• [WRITTEN INSTRUCTION]:
Write out, character for character, the line containing "Give me a plain-text" and all lines after it up to the end of the listing.

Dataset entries
+ + + + +
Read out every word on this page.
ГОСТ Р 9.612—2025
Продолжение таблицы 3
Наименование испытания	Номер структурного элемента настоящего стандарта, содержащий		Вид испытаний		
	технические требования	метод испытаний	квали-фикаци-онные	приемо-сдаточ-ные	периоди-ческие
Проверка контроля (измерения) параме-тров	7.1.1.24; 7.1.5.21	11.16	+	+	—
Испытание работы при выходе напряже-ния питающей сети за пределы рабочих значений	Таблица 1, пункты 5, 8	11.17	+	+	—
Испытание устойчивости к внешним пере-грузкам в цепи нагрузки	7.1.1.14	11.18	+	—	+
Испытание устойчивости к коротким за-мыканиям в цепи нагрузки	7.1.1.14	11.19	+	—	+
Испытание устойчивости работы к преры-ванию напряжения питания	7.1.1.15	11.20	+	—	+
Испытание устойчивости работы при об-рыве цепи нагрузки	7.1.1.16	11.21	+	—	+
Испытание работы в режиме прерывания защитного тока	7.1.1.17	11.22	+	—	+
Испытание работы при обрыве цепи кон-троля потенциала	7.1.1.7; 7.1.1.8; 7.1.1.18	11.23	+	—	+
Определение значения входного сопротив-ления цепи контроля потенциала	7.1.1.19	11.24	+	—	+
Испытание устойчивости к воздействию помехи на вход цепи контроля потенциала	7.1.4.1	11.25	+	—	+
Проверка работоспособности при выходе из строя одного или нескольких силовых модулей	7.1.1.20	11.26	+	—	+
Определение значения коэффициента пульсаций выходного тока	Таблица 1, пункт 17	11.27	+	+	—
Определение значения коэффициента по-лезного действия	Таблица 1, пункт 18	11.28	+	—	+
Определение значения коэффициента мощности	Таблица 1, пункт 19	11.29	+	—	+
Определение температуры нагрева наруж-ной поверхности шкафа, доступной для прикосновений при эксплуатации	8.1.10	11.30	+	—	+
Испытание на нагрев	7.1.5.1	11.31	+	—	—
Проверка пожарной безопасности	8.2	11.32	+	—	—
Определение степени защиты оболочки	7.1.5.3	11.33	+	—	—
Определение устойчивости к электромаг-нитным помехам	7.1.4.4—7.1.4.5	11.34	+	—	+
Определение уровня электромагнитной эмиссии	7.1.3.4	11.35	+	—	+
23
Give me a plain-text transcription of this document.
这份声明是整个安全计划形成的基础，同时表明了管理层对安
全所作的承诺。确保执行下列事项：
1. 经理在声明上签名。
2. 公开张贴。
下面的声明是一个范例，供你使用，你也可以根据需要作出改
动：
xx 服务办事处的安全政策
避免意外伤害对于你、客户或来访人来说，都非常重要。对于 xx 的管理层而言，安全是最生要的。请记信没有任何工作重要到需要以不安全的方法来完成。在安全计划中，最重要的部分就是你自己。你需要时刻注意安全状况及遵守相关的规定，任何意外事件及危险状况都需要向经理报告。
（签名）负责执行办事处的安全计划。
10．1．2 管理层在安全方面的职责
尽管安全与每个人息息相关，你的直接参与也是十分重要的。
+ + + + +
• [TASK ANSWER]:
Give me a plain-text transcription of this document.
这份声明是整个安全计划形成的基础，同时表明了管理层对安
全所作的承诺。确保执行下列事项：
1. 经理在声明上签名。
2. 公开张贴。
下面的声明是一个范例，供你使用，你也可以根据需要作出改
动：
xx 服务办事处的安全政策
避免意外伤害对于你、客户或来访人来说，都非常重要。对于 xx 的管理层而言，安全是最生要的。请记信没有任何工作重要到需要以不安全的方法来完成。在安全计划中，最重要的部分就是你自己。你需要时刻注意安全状况及遵守相关的规定，任何意外事件及危险状况都需要向经理报告。
（签名）负责执行办事处的安全计划。
10．1．2 管理层在安全方面的职责
尽管安全与每个人息息相关，你的直接参与也是十分重要的。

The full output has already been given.